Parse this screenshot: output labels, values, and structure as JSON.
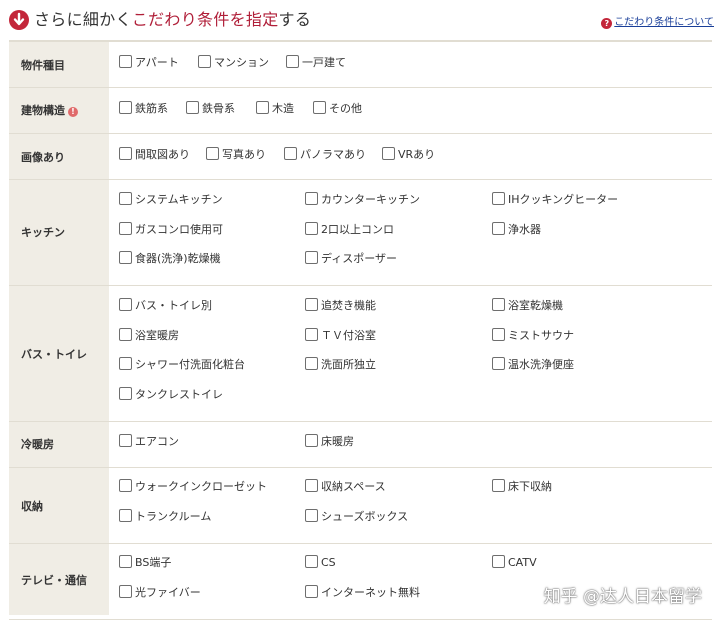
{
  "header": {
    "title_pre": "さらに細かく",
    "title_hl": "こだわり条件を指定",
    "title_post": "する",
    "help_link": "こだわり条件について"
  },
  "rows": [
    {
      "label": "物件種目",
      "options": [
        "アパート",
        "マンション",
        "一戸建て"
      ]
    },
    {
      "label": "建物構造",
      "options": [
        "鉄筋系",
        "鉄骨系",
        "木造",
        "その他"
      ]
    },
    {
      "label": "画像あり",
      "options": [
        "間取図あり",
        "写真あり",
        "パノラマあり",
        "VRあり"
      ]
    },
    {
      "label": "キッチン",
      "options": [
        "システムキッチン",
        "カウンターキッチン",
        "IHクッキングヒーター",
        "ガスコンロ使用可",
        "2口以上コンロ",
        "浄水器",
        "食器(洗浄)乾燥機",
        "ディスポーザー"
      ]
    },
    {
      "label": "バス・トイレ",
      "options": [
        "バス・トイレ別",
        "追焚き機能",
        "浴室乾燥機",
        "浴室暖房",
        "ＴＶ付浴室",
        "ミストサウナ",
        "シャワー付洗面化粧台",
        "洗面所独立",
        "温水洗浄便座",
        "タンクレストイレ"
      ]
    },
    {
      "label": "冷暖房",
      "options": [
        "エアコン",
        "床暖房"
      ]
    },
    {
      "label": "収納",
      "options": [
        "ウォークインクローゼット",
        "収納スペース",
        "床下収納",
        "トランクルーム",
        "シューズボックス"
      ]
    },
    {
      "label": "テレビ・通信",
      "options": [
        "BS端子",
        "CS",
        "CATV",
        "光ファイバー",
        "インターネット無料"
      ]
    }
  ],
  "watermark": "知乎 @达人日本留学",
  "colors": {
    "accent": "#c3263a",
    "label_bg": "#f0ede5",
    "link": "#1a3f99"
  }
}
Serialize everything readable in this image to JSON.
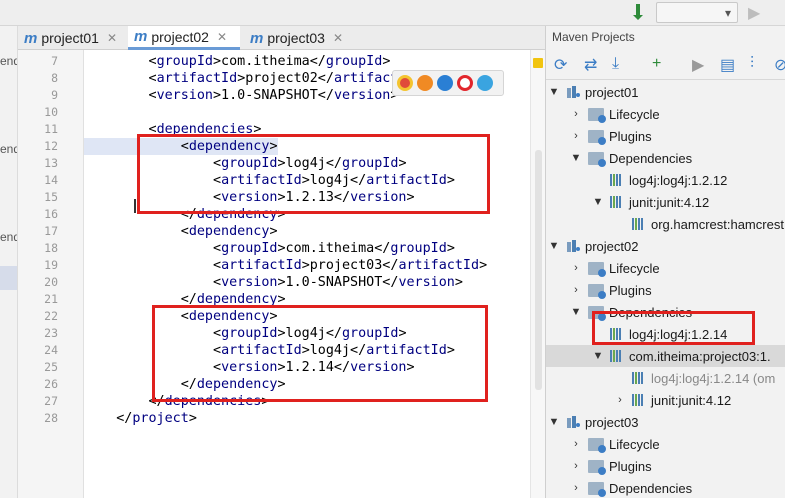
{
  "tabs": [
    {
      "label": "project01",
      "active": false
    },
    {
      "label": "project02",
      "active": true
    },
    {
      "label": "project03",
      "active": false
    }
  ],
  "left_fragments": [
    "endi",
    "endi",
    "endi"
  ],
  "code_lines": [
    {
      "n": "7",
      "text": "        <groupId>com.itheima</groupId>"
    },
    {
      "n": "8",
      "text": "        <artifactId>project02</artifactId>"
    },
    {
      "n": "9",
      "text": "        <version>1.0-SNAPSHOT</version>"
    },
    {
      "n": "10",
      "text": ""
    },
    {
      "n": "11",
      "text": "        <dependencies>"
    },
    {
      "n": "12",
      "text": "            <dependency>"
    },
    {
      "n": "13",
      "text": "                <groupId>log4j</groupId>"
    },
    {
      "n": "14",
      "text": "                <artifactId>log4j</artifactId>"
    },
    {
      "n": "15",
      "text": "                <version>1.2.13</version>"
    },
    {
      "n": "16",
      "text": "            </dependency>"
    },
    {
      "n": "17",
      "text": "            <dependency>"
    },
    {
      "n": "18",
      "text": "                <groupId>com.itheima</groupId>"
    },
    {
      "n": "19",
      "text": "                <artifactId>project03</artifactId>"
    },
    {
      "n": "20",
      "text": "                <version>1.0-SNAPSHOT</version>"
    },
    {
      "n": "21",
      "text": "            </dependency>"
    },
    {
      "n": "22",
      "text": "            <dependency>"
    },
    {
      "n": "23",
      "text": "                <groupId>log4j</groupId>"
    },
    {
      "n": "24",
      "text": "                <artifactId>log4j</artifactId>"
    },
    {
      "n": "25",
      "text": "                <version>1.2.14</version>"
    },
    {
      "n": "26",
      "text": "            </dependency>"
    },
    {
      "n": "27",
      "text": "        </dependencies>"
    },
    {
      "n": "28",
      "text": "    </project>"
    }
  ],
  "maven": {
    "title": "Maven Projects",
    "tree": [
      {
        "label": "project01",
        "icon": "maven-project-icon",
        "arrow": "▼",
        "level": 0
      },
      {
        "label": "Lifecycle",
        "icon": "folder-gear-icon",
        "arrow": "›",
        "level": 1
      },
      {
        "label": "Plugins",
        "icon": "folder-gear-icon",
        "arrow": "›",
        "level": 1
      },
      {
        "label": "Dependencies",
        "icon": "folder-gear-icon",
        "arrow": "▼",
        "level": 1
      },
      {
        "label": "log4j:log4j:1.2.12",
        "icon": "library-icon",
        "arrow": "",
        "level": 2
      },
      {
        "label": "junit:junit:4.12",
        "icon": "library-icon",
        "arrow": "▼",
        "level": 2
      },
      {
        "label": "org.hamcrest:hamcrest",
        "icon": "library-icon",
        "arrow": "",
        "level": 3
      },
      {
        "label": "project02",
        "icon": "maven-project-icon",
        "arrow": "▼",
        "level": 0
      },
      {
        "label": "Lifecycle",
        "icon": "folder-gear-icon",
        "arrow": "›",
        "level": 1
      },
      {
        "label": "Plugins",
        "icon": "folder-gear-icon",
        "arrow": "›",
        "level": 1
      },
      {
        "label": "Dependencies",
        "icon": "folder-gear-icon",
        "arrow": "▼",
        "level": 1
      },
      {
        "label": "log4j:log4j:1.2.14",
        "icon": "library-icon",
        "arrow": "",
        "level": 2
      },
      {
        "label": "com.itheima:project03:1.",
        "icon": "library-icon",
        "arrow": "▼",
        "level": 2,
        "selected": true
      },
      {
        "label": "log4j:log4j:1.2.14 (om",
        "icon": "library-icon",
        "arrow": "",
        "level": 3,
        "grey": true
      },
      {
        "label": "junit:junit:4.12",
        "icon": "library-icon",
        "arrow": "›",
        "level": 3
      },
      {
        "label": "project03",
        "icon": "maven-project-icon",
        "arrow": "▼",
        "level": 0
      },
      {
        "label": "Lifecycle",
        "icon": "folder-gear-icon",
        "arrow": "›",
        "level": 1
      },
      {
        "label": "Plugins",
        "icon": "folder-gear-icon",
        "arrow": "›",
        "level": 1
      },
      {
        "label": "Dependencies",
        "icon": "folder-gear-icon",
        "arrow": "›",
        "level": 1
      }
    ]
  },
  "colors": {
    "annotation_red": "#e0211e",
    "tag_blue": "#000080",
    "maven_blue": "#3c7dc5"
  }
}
__________
> YOUR TASK: Without including any picture, retype the entries exactly.

> WRITTEN ANSWER:
Parse this screenshot: output labels, values, and structure as JSON.
{
  "header": {
    "title_pre": "さらに細かく",
    "title_hl": "こだわり条件を指定",
    "title_post": "する",
    "help_link": "こだわり条件について"
  },
  "rows": [
    {
      "label": "物件種目",
      "options": [
        "アパート",
        "マンション",
        "一戸建て"
      ]
    },
    {
      "label": "建物構造",
      "options": [
        "鉄筋系",
        "鉄骨系",
        "木造",
        "その他"
      ]
    },
    {
      "label": "画像あり",
      "options": [
        "間取図あり",
        "写真あり",
        "パノラマあり",
        "VRあり"
      ]
    },
    {
      "label": "キッチン",
      "options": [
        "システムキッチン",
        "カウンターキッチン",
        "IHクッキングヒーター",
        "ガスコンロ使用可",
        "2口以上コンロ",
        "浄水器",
        "食器(洗浄)乾燥機",
        "ディスポーザー"
      ]
    },
    {
      "label": "バス・トイレ",
      "options": [
        "バス・トイレ別",
        "追焚き機能",
        "浴室乾燥機",
        "浴室暖房",
        "ＴＶ付浴室",
        "ミストサウナ",
        "シャワー付洗面化粧台",
        "洗面所独立",
        "温水洗浄便座",
        "タンクレストイレ"
      ]
    },
    {
      "label": "冷暖房",
      "options": [
        "エアコン",
        "床暖房"
      ]
    },
    {
      "label": "収納",
      "options": [
        "ウォークインクローゼット",
        "収納スペース",
        "床下収納",
        "トランクルーム",
        "シューズボックス"
      ]
    },
    {
      "label": "テレビ・通信",
      "options": [
        "BS端子",
        "CS",
        "CATV",
        "光ファイバー",
        "インターネット無料"
      ]
    }
  ],
  "watermark": "知乎 @达人日本留学",
  "colors": {
    "accent": "#c3263a",
    "label_bg": "#f0ede5",
    "link": "#1a3f99"
  }
}
Serialize everything readable in this image to JSON.
{
  "tabs": [
    {
      "label": "project01",
      "active": false
    },
    {
      "label": "project02",
      "active": true
    },
    {
      "label": "project03",
      "active": false
    }
  ],
  "left_fragments": [
    "endi",
    "endi",
    "endi"
  ],
  "code_lines": [
    {
      "n": "7",
      "text": "        <groupId>com.itheima</groupId>"
    },
    {
      "n": "8",
      "text": "        <artifactId>project02</artifactId>"
    },
    {
      "n": "9",
      "text": "        <version>1.0-SNAPSHOT</version>"
    },
    {
      "n": "10",
      "text": ""
    },
    {
      "n": "11",
      "text": "        <dependencies>"
    },
    {
      "n": "12",
      "text": "            <dependency>"
    },
    {
      "n": "13",
      "text": "                <groupId>log4j</groupId>"
    },
    {
      "n": "14",
      "text": "                <artifactId>log4j</artifactId>"
    },
    {
      "n": "15",
      "text": "                <version>1.2.13</version>"
    },
    {
      "n": "16",
      "text": "            </dependency>"
    },
    {
      "n": "17",
      "text": "            <dependency>"
    },
    {
      "n": "18",
      "text": "                <groupId>com.itheima</groupId>"
    },
    {
      "n": "19",
      "text": "                <artifactId>project03</artifactId>"
    },
    {
      "n": "20",
      "text": "                <version>1.0-SNAPSHOT</version>"
    },
    {
      "n": "21",
      "text": "            </dependency>"
    },
    {
      "n": "22",
      "text": "            <dependency>"
    },
    {
      "n": "23",
      "text": "                <groupId>log4j</groupId>"
    },
    {
      "n": "24",
      "text": "                <artifactId>log4j</artifactId>"
    },
    {
      "n": "25",
      "text": "                <version>1.2.14</version>"
    },
    {
      "n": "26",
      "text": "            </dependency>"
    },
    {
      "n": "27",
      "text": "        </dependencies>"
    },
    {
      "n": "28",
      "text": "    </project>"
    }
  ],
  "maven": {
    "title": "Maven Projects",
    "tree": [
      {
        "label": "project01",
        "icon": "maven-project-icon",
        "arrow": "▼",
        "level": 0
      },
      {
        "label": "Lifecycle",
        "icon": "folder-gear-icon",
        "arrow": "›",
        "level": 1
      },
      {
        "label": "Plugins",
        "icon": "folder-gear-icon",
        "arrow": "›",
        "level": 1
      },
      {
        "label": "Dependencies",
        "icon": "folder-gear-icon",
        "arrow": "▼",
        "level": 1
      },
      {
        "label": "log4j:log4j:1.2.12",
        "icon": "library-icon",
        "arrow": "",
        "level": 2
      },
      {
        "label": "junit:junit:4.12",
        "icon": "library-icon",
        "arrow": "▼",
        "level": 2
      },
      {
        "label": "org.hamcrest:hamcrest",
        "icon": "library-icon",
        "arrow": "",
        "level": 3
      },
      {
        "label": "project02",
        "icon": "maven-project-icon",
        "arrow": "▼",
        "level": 0
      },
      {
        "label": "Lifecycle",
        "icon": "folder-gear-icon",
        "arrow": "›",
        "level": 1
      },
      {
        "label": "Plugins",
        "icon": "folder-gear-icon",
        "arrow": "›",
        "level": 1
      },
      {
        "label": "Dependencies",
        "icon": "folder-gear-icon",
        "arrow": "▼",
        "level": 1
      },
      {
        "label": "log4j:log4j:1.2.14",
        "icon": "library-icon",
        "arrow": "",
        "level": 2
      },
      {
        "label": "com.itheima:project03:1.",
        "icon": "library-icon",
        "arrow": "▼",
        "level": 2,
        "selected": true
      },
      {
        "label": "log4j:log4j:1.2.14 (om",
        "icon": "library-icon",
        "arrow": "",
        "level": 3,
        "grey": true
      },
      {
        "label": "junit:junit:4.12",
        "icon": "library-icon",
        "arrow": "›",
        "level": 3
      },
      {
        "label": "project03",
        "icon": "maven-project-icon",
        "arrow": "▼",
        "level": 0
      },
      {
        "label": "Lifecycle",
        "icon": "folder-gear-icon",
        "arrow": "›",
        "level": 1
      },
      {
        "label": "Plugins",
        "icon": "folder-gear-icon",
        "arrow": "›",
        "level": 1
      },
      {
        "label": "Dependencies",
        "icon": "folder-gear-icon",
        "arrow": "›",
        "level": 1
      }
    ]
  },
  "colors": {
    "annotation_red": "#e0211e",
    "tag_blue": "#000080",
    "maven_blue": "#3c7dc5"
  }
}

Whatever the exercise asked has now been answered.